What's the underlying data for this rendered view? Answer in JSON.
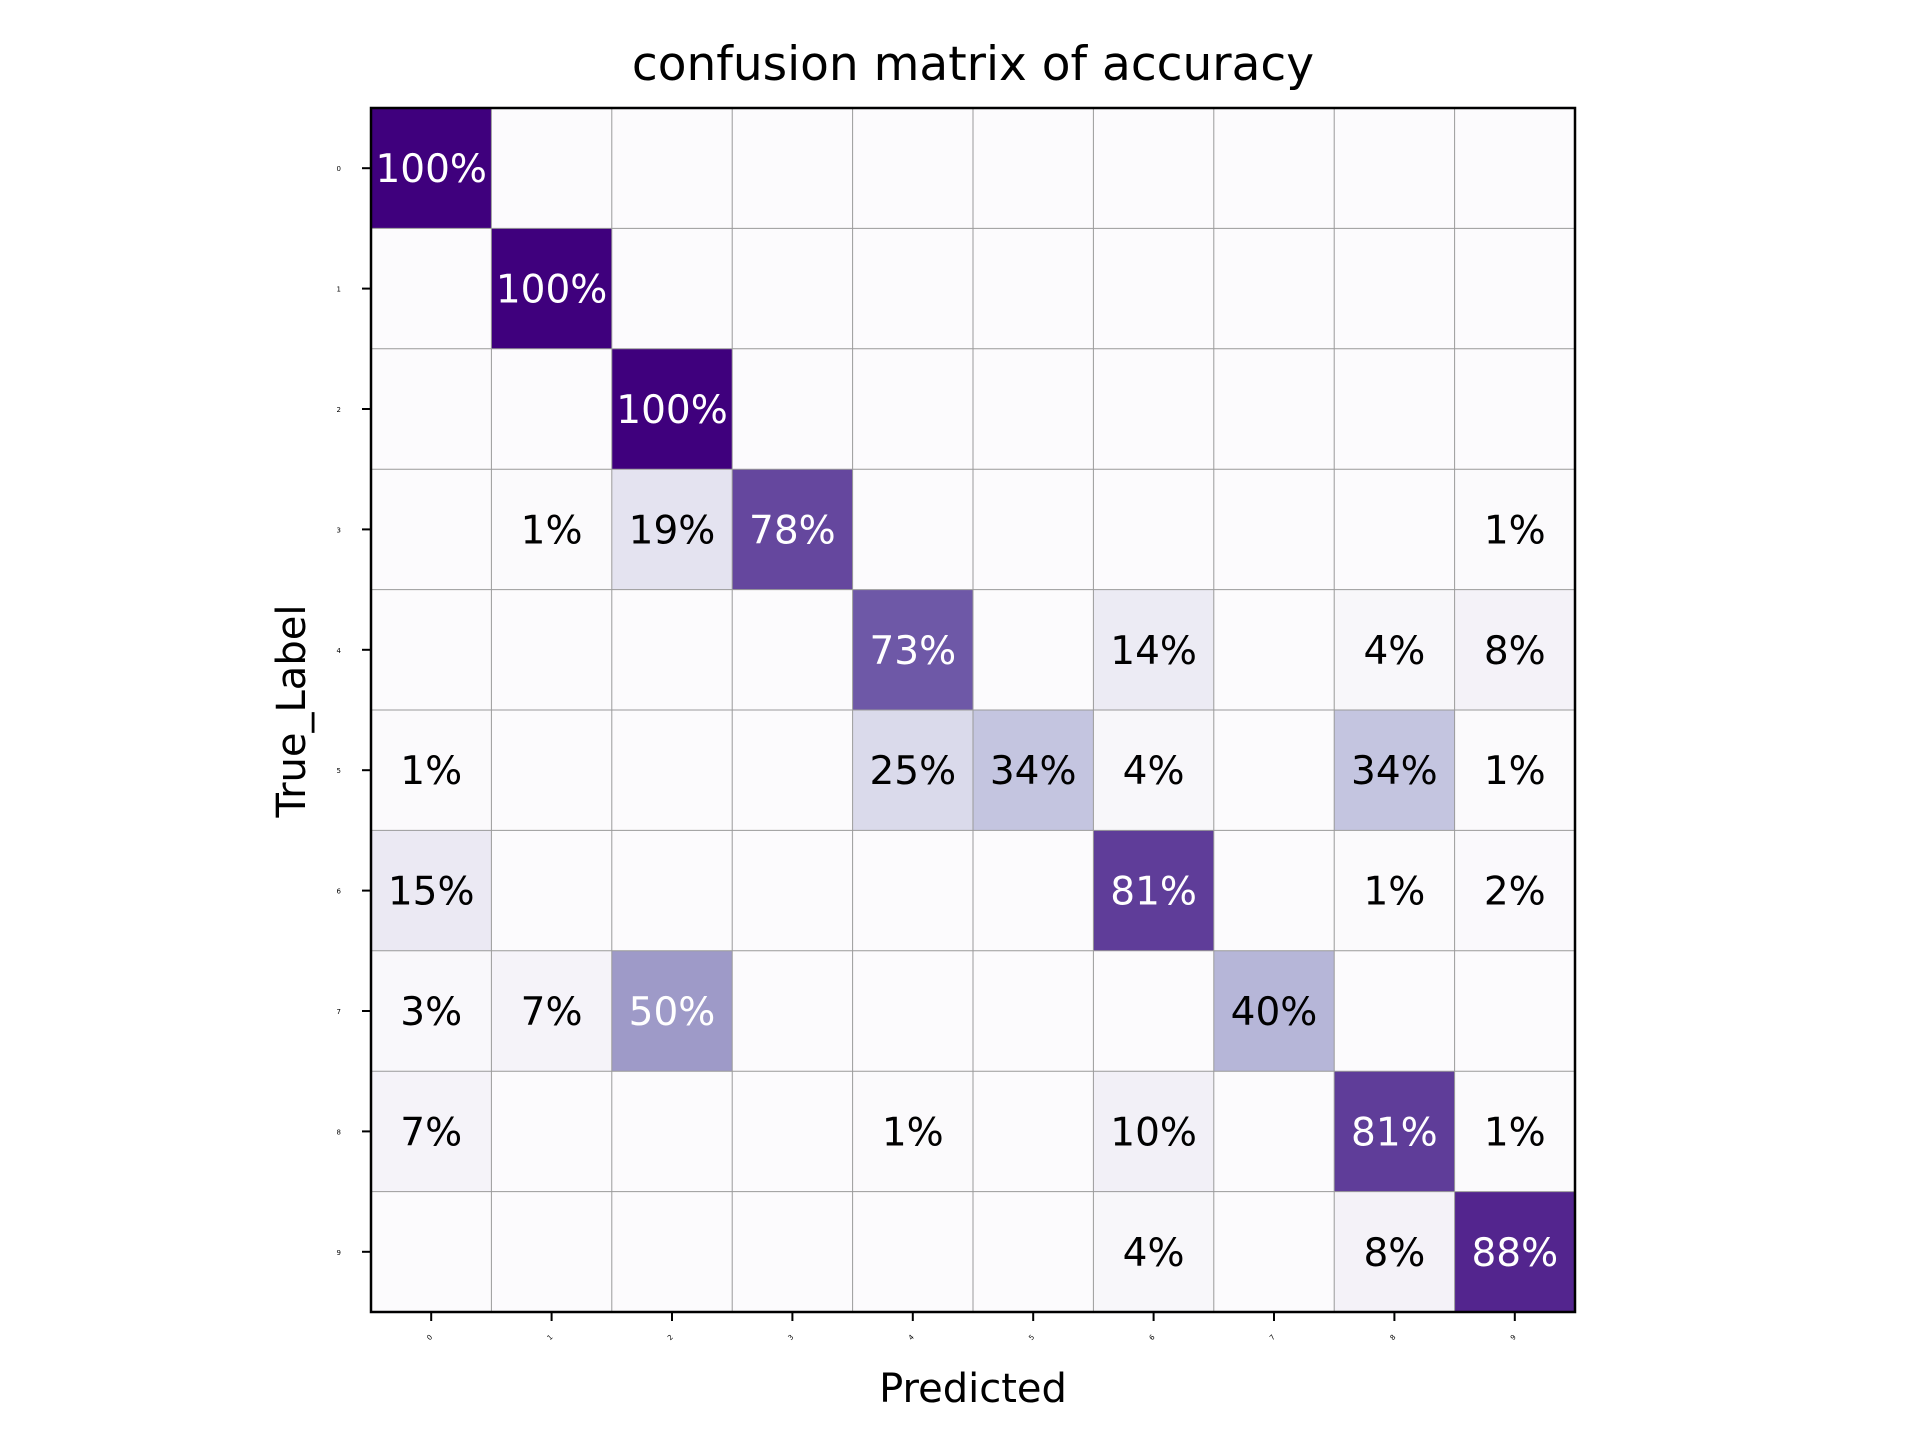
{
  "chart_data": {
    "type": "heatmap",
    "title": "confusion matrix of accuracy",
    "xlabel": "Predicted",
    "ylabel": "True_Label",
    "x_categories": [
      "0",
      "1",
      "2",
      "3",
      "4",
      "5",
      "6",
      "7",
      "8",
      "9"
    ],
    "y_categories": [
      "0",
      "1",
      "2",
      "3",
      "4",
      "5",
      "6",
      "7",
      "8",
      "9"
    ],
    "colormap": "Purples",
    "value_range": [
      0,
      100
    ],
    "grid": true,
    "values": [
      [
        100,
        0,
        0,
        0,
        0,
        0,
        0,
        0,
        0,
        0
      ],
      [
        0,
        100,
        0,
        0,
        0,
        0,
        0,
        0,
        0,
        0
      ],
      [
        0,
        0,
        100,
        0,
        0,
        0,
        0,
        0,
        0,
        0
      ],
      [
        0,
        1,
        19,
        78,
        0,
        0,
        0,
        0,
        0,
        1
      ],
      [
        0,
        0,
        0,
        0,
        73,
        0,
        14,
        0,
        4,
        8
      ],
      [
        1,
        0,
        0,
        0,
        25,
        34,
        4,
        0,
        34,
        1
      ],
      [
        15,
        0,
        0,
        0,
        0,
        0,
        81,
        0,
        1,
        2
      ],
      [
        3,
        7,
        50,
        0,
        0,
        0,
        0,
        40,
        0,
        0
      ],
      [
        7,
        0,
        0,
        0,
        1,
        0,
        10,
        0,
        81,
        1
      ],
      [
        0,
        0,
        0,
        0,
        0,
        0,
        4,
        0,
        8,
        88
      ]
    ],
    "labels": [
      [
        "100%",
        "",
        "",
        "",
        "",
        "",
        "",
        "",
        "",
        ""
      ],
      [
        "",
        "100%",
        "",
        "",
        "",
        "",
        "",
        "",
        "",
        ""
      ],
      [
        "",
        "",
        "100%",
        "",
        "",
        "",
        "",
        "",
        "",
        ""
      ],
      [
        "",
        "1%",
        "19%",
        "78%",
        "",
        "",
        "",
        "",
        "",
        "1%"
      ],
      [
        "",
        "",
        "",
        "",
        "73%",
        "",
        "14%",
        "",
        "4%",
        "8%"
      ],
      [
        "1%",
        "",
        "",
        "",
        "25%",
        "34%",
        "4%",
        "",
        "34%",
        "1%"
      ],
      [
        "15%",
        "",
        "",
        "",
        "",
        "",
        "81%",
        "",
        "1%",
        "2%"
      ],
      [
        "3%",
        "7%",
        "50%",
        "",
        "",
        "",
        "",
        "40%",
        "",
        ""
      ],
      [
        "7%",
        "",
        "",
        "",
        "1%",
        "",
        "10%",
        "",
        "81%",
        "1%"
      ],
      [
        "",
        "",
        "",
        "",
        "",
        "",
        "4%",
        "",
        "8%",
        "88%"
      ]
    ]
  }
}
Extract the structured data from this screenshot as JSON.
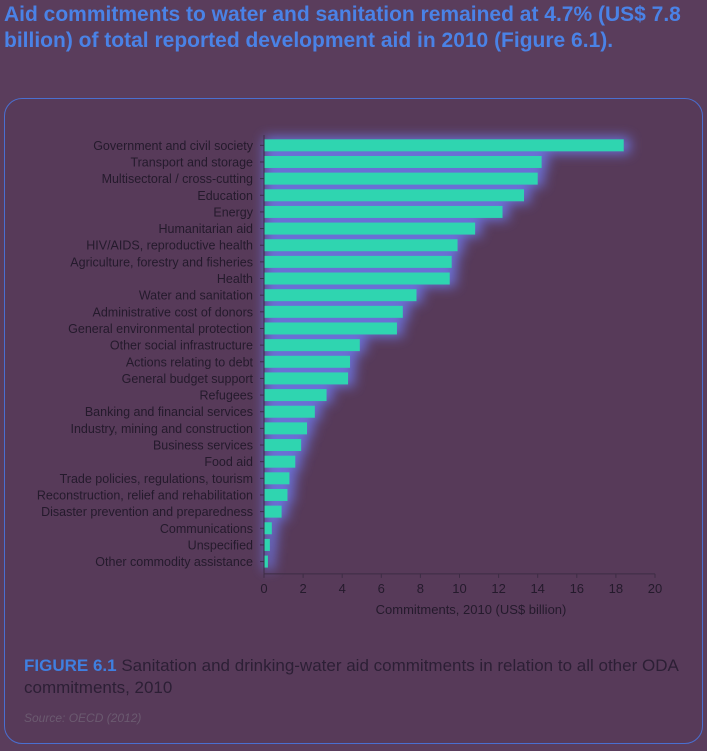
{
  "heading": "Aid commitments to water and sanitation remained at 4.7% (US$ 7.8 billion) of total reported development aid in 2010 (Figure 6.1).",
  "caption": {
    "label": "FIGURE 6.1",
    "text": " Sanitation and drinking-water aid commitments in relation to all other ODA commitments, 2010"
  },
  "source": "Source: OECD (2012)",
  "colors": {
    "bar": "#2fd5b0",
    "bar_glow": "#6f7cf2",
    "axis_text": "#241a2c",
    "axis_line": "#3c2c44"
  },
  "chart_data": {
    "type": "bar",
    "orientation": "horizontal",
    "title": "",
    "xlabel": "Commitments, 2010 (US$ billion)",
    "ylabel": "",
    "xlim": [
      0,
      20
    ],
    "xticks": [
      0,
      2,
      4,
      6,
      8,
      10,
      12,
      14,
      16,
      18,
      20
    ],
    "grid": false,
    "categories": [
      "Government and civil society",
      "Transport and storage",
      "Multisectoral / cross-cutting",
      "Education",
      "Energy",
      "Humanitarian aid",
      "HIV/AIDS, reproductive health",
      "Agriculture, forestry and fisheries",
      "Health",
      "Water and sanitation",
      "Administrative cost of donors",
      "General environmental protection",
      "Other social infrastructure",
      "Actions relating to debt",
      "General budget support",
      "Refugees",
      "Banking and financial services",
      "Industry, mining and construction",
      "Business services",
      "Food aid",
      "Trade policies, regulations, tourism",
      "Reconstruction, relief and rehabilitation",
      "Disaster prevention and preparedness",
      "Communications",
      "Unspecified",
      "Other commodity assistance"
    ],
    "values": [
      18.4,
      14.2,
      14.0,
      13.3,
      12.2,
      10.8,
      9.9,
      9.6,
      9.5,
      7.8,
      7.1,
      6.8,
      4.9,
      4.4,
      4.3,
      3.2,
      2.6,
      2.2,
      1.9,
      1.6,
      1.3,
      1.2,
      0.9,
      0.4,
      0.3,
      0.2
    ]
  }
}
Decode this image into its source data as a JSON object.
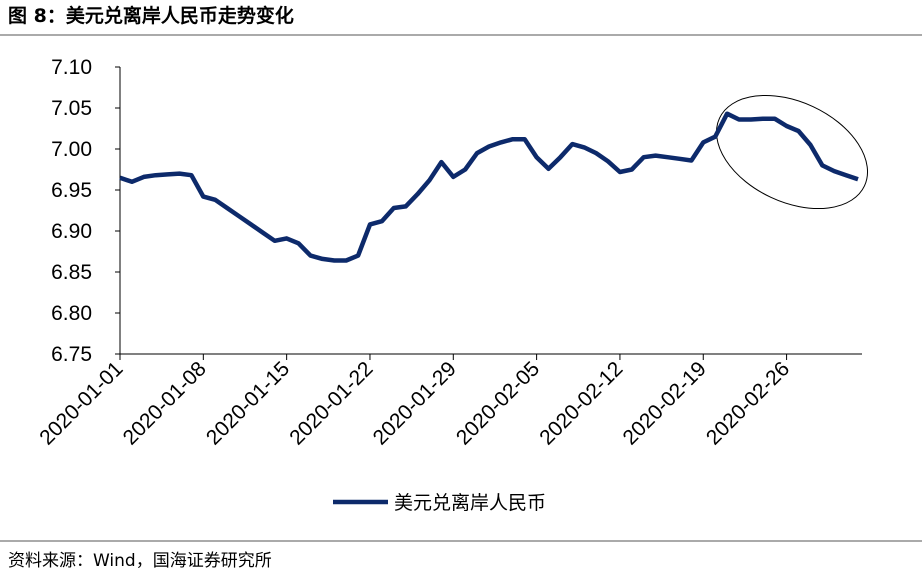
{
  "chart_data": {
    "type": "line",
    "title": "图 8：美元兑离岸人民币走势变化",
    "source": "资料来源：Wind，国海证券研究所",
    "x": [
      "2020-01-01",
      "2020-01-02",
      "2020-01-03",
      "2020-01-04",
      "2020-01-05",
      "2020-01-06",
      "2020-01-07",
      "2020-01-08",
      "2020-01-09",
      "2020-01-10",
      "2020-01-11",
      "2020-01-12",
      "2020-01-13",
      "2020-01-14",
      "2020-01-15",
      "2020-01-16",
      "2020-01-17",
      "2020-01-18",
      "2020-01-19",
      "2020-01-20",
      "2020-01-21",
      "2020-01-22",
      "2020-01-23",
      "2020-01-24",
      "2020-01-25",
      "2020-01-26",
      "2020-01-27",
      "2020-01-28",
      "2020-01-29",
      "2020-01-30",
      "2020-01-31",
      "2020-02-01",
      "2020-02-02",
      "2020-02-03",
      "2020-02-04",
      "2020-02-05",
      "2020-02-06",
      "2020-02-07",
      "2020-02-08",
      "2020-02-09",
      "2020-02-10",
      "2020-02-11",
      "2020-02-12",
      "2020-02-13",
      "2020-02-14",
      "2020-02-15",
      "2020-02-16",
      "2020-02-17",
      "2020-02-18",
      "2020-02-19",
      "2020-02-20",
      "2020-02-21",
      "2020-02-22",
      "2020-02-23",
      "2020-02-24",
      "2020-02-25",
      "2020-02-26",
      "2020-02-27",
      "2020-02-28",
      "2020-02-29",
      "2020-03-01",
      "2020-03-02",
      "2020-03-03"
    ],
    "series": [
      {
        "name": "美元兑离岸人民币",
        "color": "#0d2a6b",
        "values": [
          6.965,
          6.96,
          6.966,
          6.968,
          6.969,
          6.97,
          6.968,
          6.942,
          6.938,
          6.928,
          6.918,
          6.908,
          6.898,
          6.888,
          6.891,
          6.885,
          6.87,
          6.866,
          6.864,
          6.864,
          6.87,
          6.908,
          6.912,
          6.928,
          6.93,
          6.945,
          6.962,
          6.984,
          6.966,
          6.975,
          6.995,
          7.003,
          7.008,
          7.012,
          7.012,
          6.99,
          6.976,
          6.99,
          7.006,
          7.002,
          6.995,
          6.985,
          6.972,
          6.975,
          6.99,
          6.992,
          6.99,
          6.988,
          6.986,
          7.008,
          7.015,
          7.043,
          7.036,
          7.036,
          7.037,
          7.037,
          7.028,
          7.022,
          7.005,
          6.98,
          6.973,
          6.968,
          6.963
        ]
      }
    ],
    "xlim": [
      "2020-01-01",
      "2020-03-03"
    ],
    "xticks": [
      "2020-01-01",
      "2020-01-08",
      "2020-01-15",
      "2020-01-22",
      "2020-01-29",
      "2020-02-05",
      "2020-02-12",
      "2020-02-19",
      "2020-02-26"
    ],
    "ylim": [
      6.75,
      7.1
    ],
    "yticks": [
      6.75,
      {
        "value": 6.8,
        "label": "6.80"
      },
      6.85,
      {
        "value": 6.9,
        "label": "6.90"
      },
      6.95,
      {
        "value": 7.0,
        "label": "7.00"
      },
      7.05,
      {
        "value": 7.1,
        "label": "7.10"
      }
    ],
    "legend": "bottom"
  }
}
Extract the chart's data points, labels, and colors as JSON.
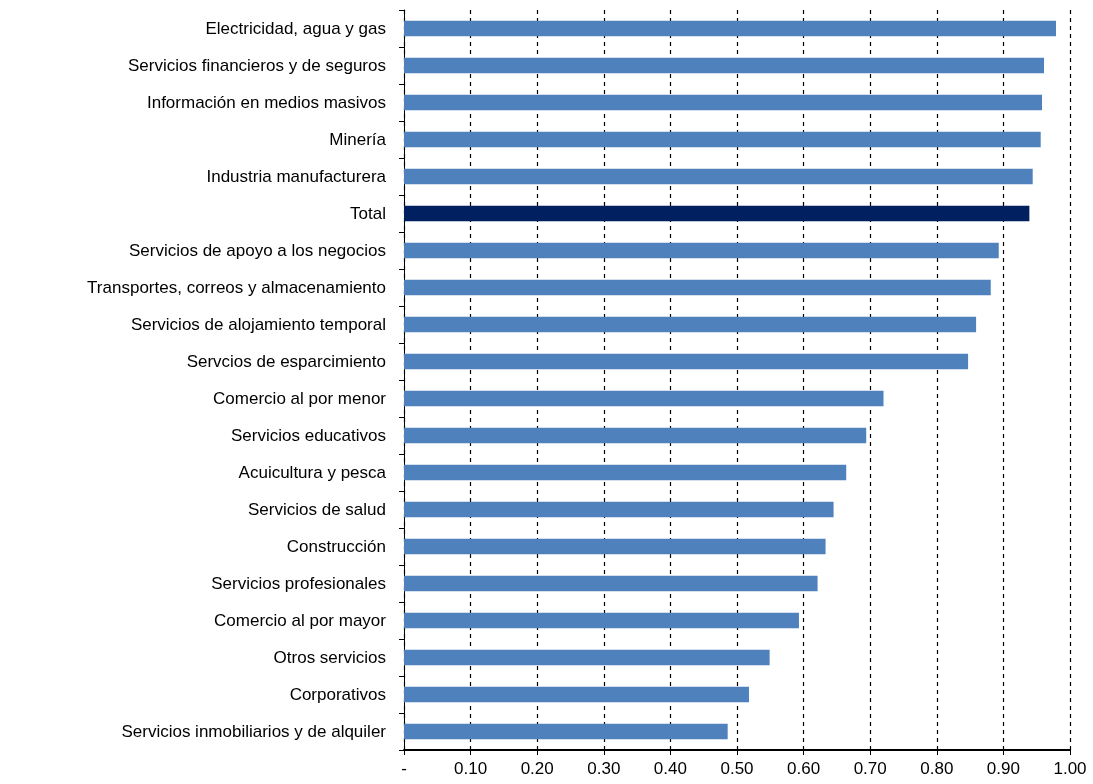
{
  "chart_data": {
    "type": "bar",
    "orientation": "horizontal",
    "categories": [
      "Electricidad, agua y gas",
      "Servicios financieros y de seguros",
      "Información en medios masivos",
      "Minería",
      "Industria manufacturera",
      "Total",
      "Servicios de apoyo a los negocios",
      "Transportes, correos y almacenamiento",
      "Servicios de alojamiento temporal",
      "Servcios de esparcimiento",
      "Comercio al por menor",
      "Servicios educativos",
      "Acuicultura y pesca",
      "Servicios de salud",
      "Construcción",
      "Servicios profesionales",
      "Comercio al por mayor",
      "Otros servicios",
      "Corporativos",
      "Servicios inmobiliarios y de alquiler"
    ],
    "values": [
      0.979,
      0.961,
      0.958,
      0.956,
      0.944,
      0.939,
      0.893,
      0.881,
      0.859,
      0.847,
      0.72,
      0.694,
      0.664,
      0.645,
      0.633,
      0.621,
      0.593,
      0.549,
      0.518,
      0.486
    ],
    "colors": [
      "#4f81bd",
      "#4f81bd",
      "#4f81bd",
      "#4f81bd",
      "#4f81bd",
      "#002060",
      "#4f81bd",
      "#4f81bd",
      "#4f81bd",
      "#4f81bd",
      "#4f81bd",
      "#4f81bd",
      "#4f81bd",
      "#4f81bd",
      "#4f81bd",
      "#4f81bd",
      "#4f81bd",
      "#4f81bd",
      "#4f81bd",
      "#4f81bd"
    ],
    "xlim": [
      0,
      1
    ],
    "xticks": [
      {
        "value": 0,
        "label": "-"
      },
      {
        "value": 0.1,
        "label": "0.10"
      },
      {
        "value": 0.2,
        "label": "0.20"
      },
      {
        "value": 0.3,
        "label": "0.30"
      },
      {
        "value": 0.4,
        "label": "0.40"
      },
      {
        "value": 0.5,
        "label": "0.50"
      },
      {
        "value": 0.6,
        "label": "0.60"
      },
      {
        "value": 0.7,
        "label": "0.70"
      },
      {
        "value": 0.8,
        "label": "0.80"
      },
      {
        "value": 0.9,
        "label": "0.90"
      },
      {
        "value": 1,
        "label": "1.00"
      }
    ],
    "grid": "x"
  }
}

=====

→ Task requirements:
Select the lines from the entries that include the word "labels".

→ Result:
    "labels": [
Extract the chart's data points, labels, and colors as JSON.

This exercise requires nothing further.